Go through the data below. Pull out every line that has the word "Send".

== Materials provided

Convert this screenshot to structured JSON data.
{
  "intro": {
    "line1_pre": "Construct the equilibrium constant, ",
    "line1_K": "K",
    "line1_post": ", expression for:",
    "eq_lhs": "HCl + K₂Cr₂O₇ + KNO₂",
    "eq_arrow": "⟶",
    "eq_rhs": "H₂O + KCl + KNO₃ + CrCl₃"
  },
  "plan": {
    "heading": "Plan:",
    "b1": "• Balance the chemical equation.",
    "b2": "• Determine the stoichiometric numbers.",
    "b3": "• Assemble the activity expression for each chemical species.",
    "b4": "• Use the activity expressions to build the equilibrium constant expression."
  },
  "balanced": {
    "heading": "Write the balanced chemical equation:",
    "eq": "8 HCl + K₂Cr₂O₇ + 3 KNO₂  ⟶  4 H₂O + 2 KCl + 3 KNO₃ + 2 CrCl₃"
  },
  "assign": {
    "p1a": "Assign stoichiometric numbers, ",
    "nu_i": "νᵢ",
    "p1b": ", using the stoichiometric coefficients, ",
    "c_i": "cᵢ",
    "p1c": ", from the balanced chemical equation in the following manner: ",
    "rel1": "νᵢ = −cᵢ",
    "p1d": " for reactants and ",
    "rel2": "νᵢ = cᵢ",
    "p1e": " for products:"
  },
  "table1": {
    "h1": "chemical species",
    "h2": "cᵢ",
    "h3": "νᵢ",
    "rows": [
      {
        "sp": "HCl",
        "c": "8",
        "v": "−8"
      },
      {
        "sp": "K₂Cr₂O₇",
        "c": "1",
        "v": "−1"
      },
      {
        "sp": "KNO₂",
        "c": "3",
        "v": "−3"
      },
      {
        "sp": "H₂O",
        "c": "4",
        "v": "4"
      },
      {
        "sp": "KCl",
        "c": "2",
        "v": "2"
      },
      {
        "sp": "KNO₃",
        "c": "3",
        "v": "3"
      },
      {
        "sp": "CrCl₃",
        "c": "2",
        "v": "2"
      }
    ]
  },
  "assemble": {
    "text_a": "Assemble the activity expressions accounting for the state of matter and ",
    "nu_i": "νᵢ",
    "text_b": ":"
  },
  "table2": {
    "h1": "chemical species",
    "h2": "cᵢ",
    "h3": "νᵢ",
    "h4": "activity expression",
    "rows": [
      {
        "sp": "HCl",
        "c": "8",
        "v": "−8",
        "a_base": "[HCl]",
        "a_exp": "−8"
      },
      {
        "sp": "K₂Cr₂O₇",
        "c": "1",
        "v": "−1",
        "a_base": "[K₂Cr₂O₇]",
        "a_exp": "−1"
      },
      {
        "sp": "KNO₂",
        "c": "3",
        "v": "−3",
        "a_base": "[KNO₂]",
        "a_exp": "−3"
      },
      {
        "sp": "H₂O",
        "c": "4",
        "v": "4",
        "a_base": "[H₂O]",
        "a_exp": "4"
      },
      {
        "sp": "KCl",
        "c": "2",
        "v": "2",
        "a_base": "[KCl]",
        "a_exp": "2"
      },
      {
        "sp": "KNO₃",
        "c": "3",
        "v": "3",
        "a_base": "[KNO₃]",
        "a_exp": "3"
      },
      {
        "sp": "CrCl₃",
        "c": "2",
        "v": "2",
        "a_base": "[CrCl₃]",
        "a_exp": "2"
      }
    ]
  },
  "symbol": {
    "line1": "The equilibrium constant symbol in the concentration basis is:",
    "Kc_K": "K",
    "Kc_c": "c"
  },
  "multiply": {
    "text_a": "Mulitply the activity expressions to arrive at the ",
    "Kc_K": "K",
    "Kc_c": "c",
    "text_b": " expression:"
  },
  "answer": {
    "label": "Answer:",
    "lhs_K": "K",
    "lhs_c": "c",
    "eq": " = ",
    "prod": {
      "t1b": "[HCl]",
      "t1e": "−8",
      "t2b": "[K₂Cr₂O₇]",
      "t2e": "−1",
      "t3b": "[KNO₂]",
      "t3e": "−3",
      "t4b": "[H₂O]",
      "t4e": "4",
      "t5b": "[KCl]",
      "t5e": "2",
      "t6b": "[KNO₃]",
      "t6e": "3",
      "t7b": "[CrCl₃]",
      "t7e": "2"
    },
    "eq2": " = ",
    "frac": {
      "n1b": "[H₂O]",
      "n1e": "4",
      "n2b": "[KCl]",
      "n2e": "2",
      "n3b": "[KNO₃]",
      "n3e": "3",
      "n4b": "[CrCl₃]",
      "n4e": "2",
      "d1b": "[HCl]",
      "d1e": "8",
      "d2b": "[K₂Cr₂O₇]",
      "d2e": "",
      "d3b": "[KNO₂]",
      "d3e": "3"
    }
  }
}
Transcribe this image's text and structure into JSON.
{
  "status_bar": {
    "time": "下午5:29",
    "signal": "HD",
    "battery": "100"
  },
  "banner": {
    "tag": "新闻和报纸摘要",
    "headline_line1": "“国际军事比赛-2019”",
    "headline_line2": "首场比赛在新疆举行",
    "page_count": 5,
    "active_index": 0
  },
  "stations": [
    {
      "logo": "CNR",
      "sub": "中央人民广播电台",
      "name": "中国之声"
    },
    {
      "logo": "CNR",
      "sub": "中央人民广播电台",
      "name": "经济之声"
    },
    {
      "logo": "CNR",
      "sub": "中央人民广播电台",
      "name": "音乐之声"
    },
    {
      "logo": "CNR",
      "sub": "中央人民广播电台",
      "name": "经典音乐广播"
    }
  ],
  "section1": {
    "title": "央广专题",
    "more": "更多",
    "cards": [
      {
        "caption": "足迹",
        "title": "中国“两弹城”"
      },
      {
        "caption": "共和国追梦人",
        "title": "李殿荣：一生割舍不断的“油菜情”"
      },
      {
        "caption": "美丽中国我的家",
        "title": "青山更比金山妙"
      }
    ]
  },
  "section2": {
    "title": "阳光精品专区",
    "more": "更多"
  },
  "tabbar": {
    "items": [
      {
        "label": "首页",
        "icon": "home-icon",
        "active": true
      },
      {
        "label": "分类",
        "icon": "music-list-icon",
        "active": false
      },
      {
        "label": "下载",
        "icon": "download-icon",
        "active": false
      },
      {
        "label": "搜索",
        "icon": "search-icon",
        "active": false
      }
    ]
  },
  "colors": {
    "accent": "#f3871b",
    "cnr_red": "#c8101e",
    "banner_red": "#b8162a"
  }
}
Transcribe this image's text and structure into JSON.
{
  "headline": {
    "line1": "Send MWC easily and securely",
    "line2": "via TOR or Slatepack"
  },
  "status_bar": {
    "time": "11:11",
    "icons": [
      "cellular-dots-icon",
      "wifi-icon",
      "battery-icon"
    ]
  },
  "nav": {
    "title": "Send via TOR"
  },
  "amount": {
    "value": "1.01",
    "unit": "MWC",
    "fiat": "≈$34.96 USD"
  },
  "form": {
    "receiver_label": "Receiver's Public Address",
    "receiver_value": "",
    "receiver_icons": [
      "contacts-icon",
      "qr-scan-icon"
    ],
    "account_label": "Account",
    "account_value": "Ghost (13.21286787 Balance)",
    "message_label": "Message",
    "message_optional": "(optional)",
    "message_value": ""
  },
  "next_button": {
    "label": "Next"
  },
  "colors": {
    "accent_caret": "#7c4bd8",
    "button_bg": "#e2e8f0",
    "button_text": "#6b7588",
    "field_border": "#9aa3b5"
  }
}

====

# Answer for this exercise
    "line1": "Send MWC easily and securely",
    "title": "Send via TOR"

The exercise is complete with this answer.